▶ _Exercise goal_
Omit the pictures, then write out every entry exactly as it reads.

Structured figure records:
* * * * *

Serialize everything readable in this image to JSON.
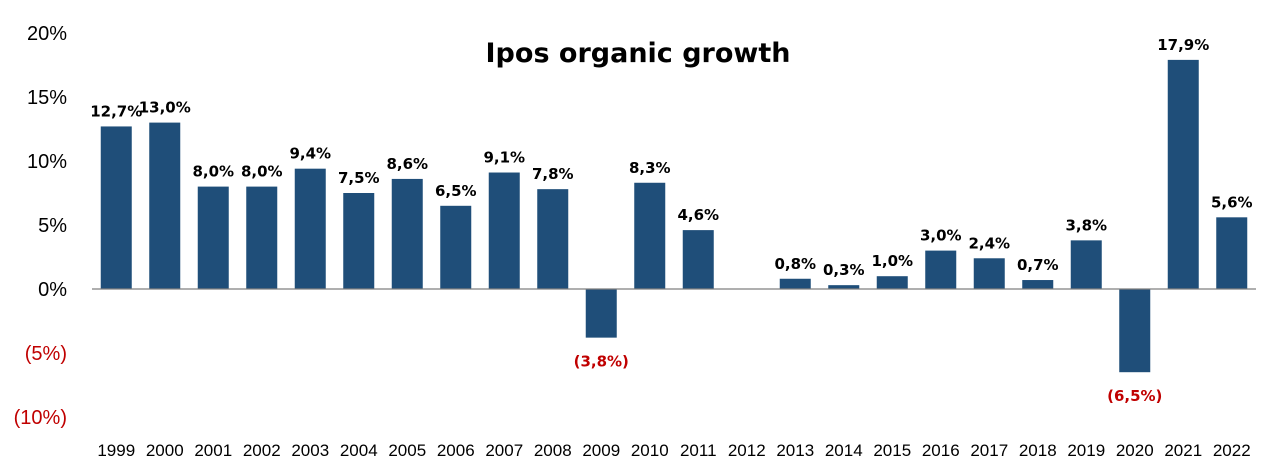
{
  "chart_data": {
    "type": "bar",
    "title": "Ipos organic growth",
    "xlabel": "",
    "ylabel": "",
    "ylim": [
      -10,
      20
    ],
    "grid": false,
    "legend": "none",
    "y_ticks": [
      {
        "value": 20,
        "label": "20%"
      },
      {
        "value": 15,
        "label": "15%"
      },
      {
        "value": 10,
        "label": "10%"
      },
      {
        "value": 5,
        "label": "5%"
      },
      {
        "value": 0,
        "label": "0%"
      },
      {
        "value": -5,
        "label": "(5%)"
      },
      {
        "value": -10,
        "label": "(10%)"
      }
    ],
    "categories": [
      "1999",
      "2000",
      "2001",
      "2002",
      "2003",
      "2004",
      "2005",
      "2006",
      "2007",
      "2008",
      "2009",
      "2010",
      "2011",
      "2012",
      "2013",
      "2014",
      "2015",
      "2016",
      "2017",
      "2018",
      "2019",
      "2020",
      "2021",
      "2022"
    ],
    "values": [
      12.7,
      13.0,
      8.0,
      8.0,
      9.4,
      7.5,
      8.6,
      6.5,
      9.1,
      7.8,
      -3.8,
      8.3,
      4.6,
      null,
      0.8,
      0.3,
      1.0,
      3.0,
      2.4,
      0.7,
      3.8,
      -6.5,
      17.9,
      5.6
    ],
    "data_labels": [
      "12,7%",
      "13,0%",
      "8,0%",
      "8,0%",
      "9,4%",
      "7,5%",
      "8,6%",
      "6,5%",
      "9,1%",
      "7,8%",
      "(3,8%)",
      "8,3%",
      "4,6%",
      "",
      "0,8%",
      "0,3%",
      "1,0%",
      "3,0%",
      "2,4%",
      "0,7%",
      "3,8%",
      "(6,5%)",
      "17,9%",
      "5,6%"
    ],
    "colors": {
      "bar": "#1f4e79",
      "axis": "#7f7f7f",
      "positive_text": "#000000",
      "negative_text": "#c00000"
    }
  }
}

* * * * *

▶ _Written answer_
Serialize everything readable in this image to JSON.
{
  "chart_data": {
    "type": "bar",
    "title": "Ipos organic growth",
    "xlabel": "",
    "ylabel": "",
    "ylim": [
      -10,
      20
    ],
    "grid": false,
    "legend": "none",
    "y_ticks": [
      {
        "value": 20,
        "label": "20%"
      },
      {
        "value": 15,
        "label": "15%"
      },
      {
        "value": 10,
        "label": "10%"
      },
      {
        "value": 5,
        "label": "5%"
      },
      {
        "value": 0,
        "label": "0%"
      },
      {
        "value": -5,
        "label": "(5%)"
      },
      {
        "value": -10,
        "label": "(10%)"
      }
    ],
    "categories": [
      "1999",
      "2000",
      "2001",
      "2002",
      "2003",
      "2004",
      "2005",
      "2006",
      "2007",
      "2008",
      "2009",
      "2010",
      "2011",
      "2012",
      "2013",
      "2014",
      "2015",
      "2016",
      "2017",
      "2018",
      "2019",
      "2020",
      "2021",
      "2022"
    ],
    "values": [
      12.7,
      13.0,
      8.0,
      8.0,
      9.4,
      7.5,
      8.6,
      6.5,
      9.1,
      7.8,
      -3.8,
      8.3,
      4.6,
      null,
      0.8,
      0.3,
      1.0,
      3.0,
      2.4,
      0.7,
      3.8,
      -6.5,
      17.9,
      5.6
    ],
    "data_labels": [
      "12,7%",
      "13,0%",
      "8,0%",
      "8,0%",
      "9,4%",
      "7,5%",
      "8,6%",
      "6,5%",
      "9,1%",
      "7,8%",
      "(3,8%)",
      "8,3%",
      "4,6%",
      "",
      "0,8%",
      "0,3%",
      "1,0%",
      "3,0%",
      "2,4%",
      "0,7%",
      "3,8%",
      "(6,5%)",
      "17,9%",
      "5,6%"
    ],
    "colors": {
      "bar": "#1f4e79",
      "axis": "#7f7f7f",
      "positive_text": "#000000",
      "negative_text": "#c00000"
    }
  }
}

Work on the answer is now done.